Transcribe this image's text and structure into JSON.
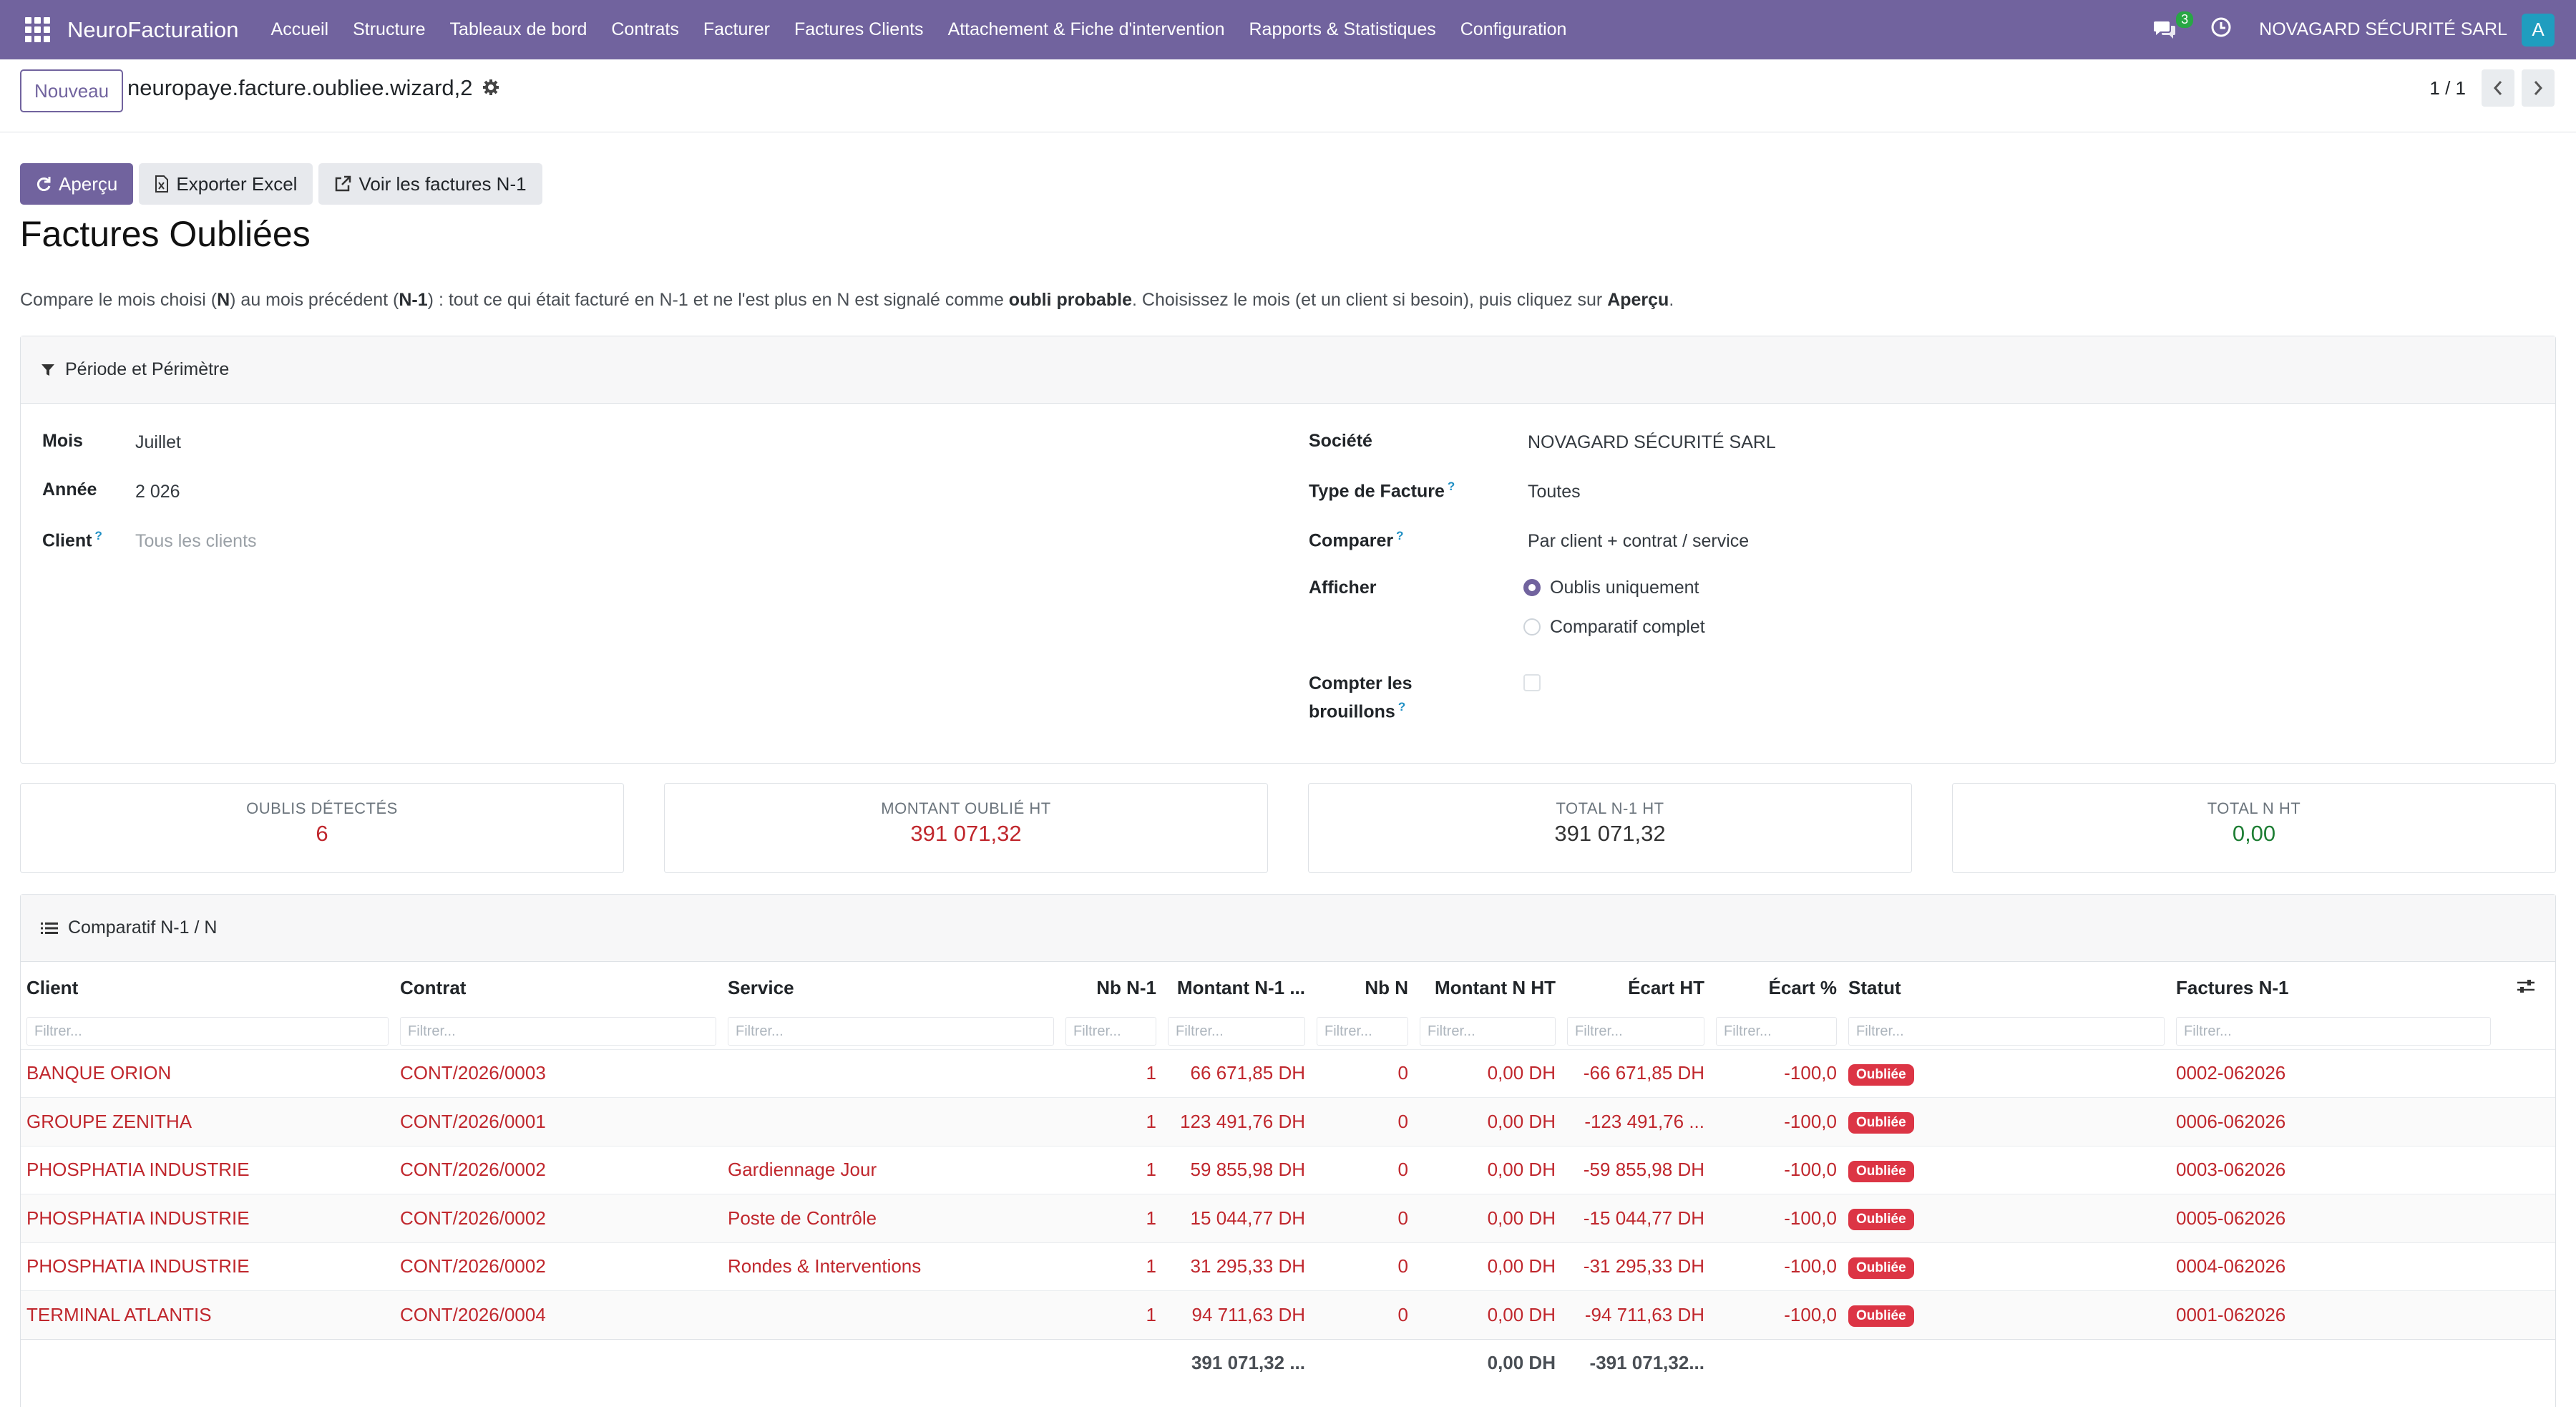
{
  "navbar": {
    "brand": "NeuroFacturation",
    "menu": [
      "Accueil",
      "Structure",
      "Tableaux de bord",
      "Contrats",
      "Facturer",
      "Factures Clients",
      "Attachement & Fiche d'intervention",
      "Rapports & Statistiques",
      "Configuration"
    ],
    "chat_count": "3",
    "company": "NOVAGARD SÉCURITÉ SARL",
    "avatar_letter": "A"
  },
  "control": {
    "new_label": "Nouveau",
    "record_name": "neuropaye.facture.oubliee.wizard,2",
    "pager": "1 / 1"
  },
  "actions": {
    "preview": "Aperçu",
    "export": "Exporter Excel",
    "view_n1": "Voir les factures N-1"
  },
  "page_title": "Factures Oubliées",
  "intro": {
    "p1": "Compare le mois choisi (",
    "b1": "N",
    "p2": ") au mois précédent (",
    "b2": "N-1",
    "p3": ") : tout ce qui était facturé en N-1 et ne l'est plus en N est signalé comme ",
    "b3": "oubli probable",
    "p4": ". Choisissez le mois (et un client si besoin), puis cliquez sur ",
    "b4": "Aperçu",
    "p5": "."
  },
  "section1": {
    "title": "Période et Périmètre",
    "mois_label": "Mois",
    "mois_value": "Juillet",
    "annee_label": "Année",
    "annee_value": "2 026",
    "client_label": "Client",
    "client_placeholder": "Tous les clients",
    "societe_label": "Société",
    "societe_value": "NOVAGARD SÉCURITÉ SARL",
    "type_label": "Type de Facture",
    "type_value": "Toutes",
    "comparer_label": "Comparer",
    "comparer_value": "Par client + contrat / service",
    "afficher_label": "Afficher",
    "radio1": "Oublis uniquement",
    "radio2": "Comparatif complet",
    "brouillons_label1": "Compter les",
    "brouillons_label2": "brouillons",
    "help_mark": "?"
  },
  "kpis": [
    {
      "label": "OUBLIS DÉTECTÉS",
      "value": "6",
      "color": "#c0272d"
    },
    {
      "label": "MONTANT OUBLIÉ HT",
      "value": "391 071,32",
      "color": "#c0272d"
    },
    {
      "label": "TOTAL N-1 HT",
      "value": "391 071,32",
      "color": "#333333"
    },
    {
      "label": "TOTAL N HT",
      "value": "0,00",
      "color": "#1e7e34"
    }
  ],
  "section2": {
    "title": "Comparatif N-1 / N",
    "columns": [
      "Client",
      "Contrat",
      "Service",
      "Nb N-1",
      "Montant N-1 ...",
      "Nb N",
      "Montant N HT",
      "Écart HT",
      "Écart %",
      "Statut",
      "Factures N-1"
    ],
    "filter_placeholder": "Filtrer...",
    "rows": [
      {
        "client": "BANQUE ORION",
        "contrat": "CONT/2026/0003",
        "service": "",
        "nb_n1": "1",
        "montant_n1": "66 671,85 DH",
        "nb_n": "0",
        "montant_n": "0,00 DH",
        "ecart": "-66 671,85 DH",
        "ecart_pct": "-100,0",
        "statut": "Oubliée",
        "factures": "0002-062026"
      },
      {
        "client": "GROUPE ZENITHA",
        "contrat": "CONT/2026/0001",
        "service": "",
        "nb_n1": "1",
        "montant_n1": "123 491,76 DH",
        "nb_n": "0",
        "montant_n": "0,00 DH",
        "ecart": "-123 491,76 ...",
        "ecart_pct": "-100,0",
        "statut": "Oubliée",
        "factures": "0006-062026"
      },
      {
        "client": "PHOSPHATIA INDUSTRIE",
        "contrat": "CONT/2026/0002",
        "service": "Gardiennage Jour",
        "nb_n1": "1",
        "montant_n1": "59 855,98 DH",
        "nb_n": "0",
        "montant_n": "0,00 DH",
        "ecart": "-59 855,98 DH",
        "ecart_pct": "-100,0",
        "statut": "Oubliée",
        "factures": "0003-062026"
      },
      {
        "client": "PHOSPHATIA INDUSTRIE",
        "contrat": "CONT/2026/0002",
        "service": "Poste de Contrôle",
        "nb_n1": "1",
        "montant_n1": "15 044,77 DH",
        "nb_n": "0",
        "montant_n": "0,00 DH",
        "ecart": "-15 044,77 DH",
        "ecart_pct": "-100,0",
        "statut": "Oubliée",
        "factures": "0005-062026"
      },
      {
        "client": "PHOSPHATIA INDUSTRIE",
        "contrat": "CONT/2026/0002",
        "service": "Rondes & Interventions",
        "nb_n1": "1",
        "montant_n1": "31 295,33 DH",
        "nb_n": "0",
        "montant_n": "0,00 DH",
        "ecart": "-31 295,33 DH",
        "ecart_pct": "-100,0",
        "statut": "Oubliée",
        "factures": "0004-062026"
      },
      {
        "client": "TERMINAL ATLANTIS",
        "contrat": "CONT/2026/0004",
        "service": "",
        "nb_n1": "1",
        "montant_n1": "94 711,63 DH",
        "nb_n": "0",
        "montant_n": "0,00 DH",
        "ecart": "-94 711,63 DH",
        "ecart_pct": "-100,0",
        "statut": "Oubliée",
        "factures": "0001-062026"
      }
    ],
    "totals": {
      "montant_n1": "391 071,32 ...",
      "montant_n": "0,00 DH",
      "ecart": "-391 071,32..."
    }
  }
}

============================================================

### Required task
Tally up the lines in the records that contain the word "color" and give only the total.

### Written answer
4